Supplied records:
--- start ---

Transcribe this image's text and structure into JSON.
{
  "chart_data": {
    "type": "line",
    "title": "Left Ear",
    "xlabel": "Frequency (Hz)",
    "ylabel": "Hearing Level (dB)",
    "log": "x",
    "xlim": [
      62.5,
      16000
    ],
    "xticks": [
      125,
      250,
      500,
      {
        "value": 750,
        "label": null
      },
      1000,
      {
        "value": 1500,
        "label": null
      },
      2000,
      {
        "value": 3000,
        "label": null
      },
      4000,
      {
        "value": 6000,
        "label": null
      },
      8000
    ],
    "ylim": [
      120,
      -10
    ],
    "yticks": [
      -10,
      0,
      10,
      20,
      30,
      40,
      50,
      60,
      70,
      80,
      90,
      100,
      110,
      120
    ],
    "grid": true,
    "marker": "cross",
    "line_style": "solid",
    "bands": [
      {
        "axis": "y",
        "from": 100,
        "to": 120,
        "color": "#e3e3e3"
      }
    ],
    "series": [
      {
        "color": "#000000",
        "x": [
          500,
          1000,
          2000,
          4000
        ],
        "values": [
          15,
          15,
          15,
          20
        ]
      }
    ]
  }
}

--- end ---

Task description: Output the records above in their entirety, exactly.

Correct response:
Transcribe this image's text and structure into JSON.
{
  "chart_data": {
    "type": "line",
    "title": "Left Ear",
    "xlabel": "Frequency (Hz)",
    "ylabel": "Hearing Level (dB)",
    "log": "x",
    "xlim": [
      62.5,
      16000
    ],
    "xticks": [
      125,
      250,
      500,
      {
        "value": 750,
        "label": null
      },
      1000,
      {
        "value": 1500,
        "label": null
      },
      2000,
      {
        "value": 3000,
        "label": null
      },
      4000,
      {
        "value": 6000,
        "label": null
      },
      8000
    ],
    "ylim": [
      120,
      -10
    ],
    "yticks": [
      -10,
      0,
      10,
      20,
      30,
      40,
      50,
      60,
      70,
      80,
      90,
      100,
      110,
      120
    ],
    "grid": true,
    "marker": "cross",
    "line_style": "solid",
    "bands": [
      {
        "axis": "y",
        "from": 100,
        "to": 120,
        "color": "#e3e3e3"
      }
    ],
    "series": [
      {
        "color": "#000000",
        "x": [
          500,
          1000,
          2000,
          4000
        ],
        "values": [
          15,
          15,
          15,
          20
        ]
      }
    ]
  }
}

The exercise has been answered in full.